* begin EXTRACT *
Tolls

Toll Road Conversion Plans Result in Statewide Backlash

"in your lifetime most existing roads will have tolls"
Transportation Commissioner Ric Williamson (October 11, 2004)

Communities across Texas are discovering that roads they drive every day or roads that they have been waiting to be completed will now become toll roads! Hundreds and hundreds of angry Texans are protesting plans from the State's Capital in Austin to Tomball.

"It's either toll roads, slow roads or no roads"
Transportation Commissioner Ric Williamson (May 2004)

The Texas Legislature has directed the Transportation Commission to push for more toll roads to generate revenue for transportation projects. As soon as next year existing free state highways in Texas can be converted into toll roads. The plans for toll roads has exploded since House Bill 3588 was signed by Governor Perry a year ago. From the Governor to the Commission to the Department of Transportation the agenda is to generate revenue. Tolling existing highways and those under construction will quickly generate the cash needed to support other project such as the grandiose Trans-Texas Corridor. [TxDOT's Toll Road Finance 101]

"Governor Perry and his friends spent
a great deal of time researching ideas to create more revenue" 

Transportation Commissioner Ric Williamson
(March 25, 2003)
[citation] [full text]

It's already happening in Houston, Corpus Christi, San Antonio, Fort Bend County, Tomball, Waco and Austin, to name a few. And this is just the tip of the iceberg.

"An authority may impose a toll for transit over an existing free road, street, or public highway transferred to the authority under this chapter." [Sec. 370.176(a)]

"Highway tolls are yet another form of regressive taxation, designed to push the burden of public costs downward onto the average taxpayer/driver, while the lion's share of the benefits go to the industries demanding state-subsidized mobility and infrastructure." Michael King, Capitol Chronicle: Blame It on the Kids, Austin Chronicle (February 1, 2002)  [link]

 

"We are seeking expert and public opinion on how much tolls should be. If tolls are set too high, few drivers will use new toll roads. Based on national averages, Central Texans should expect to pay about 15 cents per mile. But exact amounts have yet to be determined."
    
Central Texas Regional Mobility Authority
(At http://www.ctrma.org/faq.php on October 26, 2004) [link]

15-Cents / Mile, National Average?
Illinois Says the National Average is 9-Cents!

Toll Agency

Automobile
(Dollars/Mile)

Chicago Skyway (IL) $ 0.26
Transportation Corridor Agencies (CA) $ 0.22
E-470 Public Highway Authority (CO) $ 0.18
Richmond Metropolitan Authority (VA) $ 0.17
TxDOT TTC-35 - Estimate, Sept, 2006 (TX) $ 0.15
Central Texas Regional Mobility Authority - Estimate (TX) $ 0.15
Miami-Dade Expressway Authority (FL) $ 0.13
North Texas Tollway Authority (TX) $ 0.11
Orlando-Orange County Expressway Authority (FL) $ 0.10
National Average $ 0.09
Florida Turnpike Enterprise - Cash (FL) $ 0.08
Florida Turnpike Enterprise - Sunpass (FL) $ 0.06
Pennsylvania Turnpike Commission (PN) $ 0.06
South Jersey Transportation Authority (NJ) $ 0.06
Illinois Tollway Existing System - Cash (IL) $ 0.06
New Jersey Turnpike (NJ) $ 0.05
Ohio Turnpike Commission (OH) $ 0.04
New York State Thruway Authority (NY) $ 0.03
Illinois Tollway Existing System I-PASS (IL) $ 0.03
Indiana DOT Toll Road District (IN) $ 0.03

Auto Toll Rates Effective January 1, 2005
Source: Illinois State Toll Highway Authority

 

.
* end EXTRACT *
#### TO BE DONE
1 > Translate this sentence from the Texas toll road page into Spanish: "As soon as next year existing free state highways in Texas can be converted into toll roads."
2 > Write the next part of the page on Texas toll road plans, starting after its last line.
* begin RECORD EXTRACTS *
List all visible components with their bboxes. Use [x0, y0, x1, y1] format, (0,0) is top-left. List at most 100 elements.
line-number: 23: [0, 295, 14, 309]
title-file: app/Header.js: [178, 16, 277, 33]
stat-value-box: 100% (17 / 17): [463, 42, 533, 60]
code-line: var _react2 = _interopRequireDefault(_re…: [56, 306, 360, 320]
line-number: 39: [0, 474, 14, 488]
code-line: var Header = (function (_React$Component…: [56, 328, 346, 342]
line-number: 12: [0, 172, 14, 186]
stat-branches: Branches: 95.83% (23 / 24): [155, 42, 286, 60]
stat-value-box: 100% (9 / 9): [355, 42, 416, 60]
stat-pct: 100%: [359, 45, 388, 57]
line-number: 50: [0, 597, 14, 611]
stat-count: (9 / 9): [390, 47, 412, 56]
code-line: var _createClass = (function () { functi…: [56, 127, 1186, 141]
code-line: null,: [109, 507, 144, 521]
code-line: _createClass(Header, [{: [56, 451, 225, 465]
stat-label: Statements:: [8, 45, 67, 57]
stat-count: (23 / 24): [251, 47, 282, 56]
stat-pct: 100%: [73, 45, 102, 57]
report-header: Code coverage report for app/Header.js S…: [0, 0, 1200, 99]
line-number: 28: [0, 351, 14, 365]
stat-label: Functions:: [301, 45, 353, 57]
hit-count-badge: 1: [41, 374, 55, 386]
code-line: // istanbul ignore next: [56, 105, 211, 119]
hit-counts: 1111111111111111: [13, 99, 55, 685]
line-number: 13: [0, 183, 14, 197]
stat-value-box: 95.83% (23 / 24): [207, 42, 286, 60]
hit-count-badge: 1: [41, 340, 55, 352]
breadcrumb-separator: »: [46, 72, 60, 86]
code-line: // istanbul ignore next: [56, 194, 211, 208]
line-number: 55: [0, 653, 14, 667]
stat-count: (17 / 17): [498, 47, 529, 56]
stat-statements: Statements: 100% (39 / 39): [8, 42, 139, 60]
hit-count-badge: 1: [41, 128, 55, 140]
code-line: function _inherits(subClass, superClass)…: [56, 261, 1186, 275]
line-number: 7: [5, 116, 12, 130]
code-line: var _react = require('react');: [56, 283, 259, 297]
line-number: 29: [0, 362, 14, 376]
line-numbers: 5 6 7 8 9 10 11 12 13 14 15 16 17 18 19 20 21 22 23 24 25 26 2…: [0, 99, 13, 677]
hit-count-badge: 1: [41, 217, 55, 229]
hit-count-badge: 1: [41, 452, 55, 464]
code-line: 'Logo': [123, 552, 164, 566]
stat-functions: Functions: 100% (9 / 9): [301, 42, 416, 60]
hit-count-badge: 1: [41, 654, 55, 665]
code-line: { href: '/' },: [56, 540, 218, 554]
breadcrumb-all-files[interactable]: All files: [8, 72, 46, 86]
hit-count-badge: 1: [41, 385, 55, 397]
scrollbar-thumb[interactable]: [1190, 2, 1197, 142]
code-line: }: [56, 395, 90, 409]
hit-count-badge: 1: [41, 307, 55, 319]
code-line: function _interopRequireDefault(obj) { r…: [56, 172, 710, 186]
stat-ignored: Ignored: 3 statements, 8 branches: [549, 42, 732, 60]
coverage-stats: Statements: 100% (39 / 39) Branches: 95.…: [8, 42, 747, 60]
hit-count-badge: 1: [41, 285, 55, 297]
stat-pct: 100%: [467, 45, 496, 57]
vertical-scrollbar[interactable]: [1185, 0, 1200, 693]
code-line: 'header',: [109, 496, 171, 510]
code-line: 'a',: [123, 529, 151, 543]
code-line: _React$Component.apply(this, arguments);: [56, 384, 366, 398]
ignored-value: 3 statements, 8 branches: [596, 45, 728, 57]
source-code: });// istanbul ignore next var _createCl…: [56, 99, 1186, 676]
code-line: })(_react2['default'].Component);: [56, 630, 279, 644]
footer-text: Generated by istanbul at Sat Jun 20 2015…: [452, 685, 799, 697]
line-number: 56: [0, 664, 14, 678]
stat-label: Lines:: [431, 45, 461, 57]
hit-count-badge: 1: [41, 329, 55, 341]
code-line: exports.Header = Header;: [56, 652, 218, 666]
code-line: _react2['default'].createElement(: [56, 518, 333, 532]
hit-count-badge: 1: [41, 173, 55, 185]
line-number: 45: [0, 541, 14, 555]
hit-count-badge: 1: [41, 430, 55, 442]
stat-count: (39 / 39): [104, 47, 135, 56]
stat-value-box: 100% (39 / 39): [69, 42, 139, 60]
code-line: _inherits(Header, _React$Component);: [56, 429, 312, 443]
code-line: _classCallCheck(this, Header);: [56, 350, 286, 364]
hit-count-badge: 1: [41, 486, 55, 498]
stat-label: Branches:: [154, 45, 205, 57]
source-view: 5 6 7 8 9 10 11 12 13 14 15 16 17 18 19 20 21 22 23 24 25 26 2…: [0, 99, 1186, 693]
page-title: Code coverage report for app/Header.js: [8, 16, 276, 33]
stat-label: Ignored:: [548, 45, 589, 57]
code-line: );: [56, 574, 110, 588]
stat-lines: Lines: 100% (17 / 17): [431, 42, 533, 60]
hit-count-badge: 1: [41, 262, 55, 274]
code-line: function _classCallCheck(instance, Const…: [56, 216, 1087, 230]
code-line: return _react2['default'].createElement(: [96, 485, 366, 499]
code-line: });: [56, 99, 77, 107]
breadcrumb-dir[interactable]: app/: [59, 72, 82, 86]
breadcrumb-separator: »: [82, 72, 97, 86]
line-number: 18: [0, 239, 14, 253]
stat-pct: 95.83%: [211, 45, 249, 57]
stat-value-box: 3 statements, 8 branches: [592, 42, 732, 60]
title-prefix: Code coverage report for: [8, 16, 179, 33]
* end RECORD EXTRACTS *
#### ANSWER LIST
1 > A partir del próximo año, las carreteras estatales gratuitas existentes en Texas podrán convertirse en carreteras de peaje.

2 >
The chart above indicates that the Chicago Skyway is one of the most expensive toll roads in the country. On October 27, 2004, the City of Chicago approved a 99-year concession to a Spanish-Australian consortium who will pay $1.82 billion within 90-days. The joint venture of Cintra Concesiones de Infraestructuras de Transporte SA of Madrid, Spain, and Macquarie Investment Holdings of Sydney, a wholly owned subsidiary of Macquarie Bank Limited (Australia's largest investment bank) expect to realize at least a 10-percent return on their investment. To achieve their profit goals the concession agreement allows Cintra-Macquarie to double tolls over the next 10 years starting with a 20% increase January 2005.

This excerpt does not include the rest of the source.